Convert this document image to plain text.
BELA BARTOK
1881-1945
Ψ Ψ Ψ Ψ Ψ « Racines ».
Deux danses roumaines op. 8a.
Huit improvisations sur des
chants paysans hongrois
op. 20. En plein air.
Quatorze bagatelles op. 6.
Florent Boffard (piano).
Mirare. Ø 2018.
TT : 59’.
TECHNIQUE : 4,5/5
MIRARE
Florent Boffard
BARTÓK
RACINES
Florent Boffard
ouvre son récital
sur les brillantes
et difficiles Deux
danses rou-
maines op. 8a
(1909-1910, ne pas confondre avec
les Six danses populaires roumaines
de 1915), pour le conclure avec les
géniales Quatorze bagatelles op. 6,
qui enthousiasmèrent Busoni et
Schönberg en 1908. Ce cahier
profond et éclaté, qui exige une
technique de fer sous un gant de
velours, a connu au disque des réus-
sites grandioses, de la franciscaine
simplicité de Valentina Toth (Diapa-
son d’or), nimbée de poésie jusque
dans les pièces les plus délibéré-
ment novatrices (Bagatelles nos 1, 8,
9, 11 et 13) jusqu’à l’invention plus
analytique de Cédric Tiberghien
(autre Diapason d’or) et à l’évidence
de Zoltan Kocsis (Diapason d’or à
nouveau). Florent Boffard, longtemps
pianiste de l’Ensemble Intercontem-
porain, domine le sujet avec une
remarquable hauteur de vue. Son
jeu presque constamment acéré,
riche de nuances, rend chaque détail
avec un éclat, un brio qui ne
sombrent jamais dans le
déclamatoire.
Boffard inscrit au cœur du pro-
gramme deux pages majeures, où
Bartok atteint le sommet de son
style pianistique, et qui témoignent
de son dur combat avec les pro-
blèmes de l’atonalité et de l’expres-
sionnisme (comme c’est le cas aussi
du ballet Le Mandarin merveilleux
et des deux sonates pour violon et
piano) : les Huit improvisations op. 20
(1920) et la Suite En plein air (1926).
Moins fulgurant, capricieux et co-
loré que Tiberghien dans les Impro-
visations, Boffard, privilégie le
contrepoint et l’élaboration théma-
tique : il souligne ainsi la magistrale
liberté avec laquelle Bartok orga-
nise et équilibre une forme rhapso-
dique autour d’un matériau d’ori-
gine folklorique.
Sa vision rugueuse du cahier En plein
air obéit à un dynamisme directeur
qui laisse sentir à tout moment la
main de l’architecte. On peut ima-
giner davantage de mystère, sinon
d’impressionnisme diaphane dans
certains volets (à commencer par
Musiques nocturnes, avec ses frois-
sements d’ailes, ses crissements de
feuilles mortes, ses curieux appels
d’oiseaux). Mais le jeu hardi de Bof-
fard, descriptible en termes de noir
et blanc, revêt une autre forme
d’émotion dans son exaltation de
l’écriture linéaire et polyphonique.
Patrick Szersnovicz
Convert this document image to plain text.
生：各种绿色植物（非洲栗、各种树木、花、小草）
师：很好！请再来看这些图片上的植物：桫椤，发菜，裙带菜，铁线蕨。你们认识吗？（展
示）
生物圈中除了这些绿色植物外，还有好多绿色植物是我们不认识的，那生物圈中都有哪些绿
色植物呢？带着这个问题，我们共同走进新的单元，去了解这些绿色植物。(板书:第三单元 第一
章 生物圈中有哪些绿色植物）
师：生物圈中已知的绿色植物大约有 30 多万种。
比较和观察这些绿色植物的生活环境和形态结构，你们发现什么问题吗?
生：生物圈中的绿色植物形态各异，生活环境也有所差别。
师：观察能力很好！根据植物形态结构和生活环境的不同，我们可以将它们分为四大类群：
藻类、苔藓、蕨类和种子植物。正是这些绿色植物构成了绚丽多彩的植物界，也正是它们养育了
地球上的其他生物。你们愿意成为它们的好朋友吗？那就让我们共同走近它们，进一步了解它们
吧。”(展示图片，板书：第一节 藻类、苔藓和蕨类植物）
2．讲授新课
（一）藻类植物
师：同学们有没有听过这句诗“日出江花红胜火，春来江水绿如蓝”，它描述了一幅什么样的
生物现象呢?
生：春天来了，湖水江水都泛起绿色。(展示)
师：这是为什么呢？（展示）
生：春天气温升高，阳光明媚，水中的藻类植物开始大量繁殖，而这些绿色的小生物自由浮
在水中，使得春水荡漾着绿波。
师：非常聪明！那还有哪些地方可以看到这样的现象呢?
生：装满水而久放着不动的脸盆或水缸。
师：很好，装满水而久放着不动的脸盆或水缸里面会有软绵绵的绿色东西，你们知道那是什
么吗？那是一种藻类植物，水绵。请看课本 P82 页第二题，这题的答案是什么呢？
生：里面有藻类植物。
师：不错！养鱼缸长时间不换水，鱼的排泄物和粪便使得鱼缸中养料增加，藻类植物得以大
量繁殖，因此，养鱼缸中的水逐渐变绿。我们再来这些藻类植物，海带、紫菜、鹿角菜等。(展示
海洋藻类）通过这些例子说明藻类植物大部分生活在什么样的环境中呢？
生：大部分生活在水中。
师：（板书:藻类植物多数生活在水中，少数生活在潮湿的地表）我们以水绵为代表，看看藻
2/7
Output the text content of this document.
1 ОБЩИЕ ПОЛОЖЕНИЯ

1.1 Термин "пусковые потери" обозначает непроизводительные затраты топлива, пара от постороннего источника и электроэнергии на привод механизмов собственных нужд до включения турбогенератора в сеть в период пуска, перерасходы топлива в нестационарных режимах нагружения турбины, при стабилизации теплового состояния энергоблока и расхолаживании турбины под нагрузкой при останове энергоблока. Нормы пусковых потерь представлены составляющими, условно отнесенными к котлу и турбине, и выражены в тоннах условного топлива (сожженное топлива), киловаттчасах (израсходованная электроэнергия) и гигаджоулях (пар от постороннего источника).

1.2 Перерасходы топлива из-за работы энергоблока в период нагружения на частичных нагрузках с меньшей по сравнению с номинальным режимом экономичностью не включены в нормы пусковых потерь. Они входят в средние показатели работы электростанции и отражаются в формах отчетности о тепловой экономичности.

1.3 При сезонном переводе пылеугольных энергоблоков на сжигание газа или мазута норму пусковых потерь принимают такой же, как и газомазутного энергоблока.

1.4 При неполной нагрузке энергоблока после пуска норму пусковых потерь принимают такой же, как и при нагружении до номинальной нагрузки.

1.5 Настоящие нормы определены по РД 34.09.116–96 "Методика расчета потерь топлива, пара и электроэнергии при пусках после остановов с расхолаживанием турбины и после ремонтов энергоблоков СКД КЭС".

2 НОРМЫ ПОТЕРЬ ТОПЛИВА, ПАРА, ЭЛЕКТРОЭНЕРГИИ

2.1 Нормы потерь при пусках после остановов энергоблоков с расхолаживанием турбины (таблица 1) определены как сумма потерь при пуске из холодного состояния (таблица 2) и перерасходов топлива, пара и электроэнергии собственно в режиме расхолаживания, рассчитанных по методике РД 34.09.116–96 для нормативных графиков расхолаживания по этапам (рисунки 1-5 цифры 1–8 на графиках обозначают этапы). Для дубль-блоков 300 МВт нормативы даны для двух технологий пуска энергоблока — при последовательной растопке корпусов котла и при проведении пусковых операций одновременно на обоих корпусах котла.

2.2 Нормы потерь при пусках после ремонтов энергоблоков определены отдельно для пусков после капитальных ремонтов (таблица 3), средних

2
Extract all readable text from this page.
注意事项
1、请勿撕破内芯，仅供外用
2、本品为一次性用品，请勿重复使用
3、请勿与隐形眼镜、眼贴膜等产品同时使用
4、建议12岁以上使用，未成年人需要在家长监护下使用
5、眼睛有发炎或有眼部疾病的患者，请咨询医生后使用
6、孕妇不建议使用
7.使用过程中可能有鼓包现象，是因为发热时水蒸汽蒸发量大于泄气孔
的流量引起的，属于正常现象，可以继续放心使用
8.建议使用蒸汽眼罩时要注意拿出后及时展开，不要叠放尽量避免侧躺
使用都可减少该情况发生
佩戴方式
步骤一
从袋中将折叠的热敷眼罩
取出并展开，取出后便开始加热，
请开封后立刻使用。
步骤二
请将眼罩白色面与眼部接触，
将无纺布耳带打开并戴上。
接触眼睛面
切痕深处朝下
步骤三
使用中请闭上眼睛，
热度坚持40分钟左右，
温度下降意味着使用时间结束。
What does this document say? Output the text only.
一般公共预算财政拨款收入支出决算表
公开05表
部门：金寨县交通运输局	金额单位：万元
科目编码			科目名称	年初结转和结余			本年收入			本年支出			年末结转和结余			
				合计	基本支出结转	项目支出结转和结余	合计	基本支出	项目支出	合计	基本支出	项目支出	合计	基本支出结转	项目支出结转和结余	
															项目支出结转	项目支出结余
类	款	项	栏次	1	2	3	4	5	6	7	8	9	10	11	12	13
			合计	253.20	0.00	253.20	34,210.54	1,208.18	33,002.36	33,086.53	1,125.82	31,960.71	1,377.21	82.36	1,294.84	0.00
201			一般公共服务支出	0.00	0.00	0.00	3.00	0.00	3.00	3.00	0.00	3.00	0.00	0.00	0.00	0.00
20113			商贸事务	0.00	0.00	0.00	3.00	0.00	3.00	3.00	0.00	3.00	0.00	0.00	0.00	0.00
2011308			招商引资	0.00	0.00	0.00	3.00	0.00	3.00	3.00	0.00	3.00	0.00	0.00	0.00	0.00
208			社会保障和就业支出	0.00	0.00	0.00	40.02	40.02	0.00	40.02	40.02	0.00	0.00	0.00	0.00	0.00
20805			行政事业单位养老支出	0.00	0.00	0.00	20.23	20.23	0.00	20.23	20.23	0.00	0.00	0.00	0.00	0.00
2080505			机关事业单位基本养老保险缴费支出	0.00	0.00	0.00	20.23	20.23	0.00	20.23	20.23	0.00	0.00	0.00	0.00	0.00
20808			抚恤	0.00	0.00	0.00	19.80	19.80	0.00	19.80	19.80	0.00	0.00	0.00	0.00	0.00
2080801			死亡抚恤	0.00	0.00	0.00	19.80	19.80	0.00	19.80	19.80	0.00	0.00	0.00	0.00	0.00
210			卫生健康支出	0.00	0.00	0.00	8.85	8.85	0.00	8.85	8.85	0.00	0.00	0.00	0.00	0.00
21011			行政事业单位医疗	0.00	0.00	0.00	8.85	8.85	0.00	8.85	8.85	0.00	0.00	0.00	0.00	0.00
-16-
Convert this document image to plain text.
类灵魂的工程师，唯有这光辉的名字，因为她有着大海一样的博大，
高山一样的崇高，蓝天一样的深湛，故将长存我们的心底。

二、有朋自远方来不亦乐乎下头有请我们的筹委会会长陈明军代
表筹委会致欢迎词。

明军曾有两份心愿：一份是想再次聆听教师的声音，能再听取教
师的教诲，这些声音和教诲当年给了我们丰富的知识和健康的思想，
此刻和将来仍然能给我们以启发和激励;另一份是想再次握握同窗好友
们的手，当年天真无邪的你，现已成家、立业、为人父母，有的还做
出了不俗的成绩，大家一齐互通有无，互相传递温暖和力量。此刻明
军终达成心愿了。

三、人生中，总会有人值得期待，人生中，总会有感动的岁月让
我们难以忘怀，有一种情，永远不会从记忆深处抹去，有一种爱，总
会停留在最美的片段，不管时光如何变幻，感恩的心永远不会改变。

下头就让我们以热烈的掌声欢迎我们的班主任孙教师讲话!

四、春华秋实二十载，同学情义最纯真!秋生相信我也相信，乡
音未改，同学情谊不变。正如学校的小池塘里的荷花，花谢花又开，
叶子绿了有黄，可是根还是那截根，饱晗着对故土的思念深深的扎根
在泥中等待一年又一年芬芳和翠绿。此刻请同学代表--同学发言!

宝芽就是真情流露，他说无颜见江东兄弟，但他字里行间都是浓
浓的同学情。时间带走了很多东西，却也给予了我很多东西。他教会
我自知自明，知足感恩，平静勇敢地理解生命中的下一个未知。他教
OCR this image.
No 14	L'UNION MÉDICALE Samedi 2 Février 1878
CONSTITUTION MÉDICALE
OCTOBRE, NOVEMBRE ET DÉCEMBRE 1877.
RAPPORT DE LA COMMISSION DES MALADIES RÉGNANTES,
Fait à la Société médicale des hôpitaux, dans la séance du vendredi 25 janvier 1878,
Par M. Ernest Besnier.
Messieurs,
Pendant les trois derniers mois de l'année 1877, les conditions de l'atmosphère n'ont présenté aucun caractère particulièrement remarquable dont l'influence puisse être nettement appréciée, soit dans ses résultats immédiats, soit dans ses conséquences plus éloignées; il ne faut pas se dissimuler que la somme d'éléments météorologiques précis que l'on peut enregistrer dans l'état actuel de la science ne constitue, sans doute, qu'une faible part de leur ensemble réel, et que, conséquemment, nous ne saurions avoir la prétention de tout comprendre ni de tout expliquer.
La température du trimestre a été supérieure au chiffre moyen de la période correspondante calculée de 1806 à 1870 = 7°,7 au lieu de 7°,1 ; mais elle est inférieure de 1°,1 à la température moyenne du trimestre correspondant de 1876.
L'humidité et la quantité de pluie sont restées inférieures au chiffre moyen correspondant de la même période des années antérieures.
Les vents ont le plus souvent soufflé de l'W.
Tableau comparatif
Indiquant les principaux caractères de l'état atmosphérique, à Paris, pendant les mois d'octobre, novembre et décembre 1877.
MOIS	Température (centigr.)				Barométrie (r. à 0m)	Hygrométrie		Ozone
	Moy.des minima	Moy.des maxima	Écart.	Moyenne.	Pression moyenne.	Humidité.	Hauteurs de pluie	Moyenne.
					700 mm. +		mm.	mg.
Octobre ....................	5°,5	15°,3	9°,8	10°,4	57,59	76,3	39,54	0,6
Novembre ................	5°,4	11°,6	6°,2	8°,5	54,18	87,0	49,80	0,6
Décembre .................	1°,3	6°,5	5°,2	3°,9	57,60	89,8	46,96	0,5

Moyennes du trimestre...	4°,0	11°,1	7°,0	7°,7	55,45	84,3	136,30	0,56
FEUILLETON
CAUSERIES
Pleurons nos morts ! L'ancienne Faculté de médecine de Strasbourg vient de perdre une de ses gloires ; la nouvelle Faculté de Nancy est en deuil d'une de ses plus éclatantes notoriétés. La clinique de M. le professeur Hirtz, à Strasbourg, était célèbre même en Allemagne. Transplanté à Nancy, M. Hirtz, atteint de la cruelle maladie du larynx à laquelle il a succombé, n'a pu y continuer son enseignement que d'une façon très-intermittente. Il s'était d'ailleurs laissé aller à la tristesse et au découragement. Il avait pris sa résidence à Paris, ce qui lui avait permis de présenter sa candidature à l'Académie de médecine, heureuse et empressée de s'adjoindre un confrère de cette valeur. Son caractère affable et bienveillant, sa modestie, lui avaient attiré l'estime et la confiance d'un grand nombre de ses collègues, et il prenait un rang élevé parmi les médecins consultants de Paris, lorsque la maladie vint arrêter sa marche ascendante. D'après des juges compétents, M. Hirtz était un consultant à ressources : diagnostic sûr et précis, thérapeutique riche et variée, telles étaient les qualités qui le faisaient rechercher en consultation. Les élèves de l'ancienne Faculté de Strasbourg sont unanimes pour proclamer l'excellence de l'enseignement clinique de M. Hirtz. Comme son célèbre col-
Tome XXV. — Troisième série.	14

THE PROBLEM
Select the lines in this material that hold the word "Huit", leaving none out.

FINISHED EXERCISE
Huit improvisations sur des
piano) : les Huit improvisations op. 20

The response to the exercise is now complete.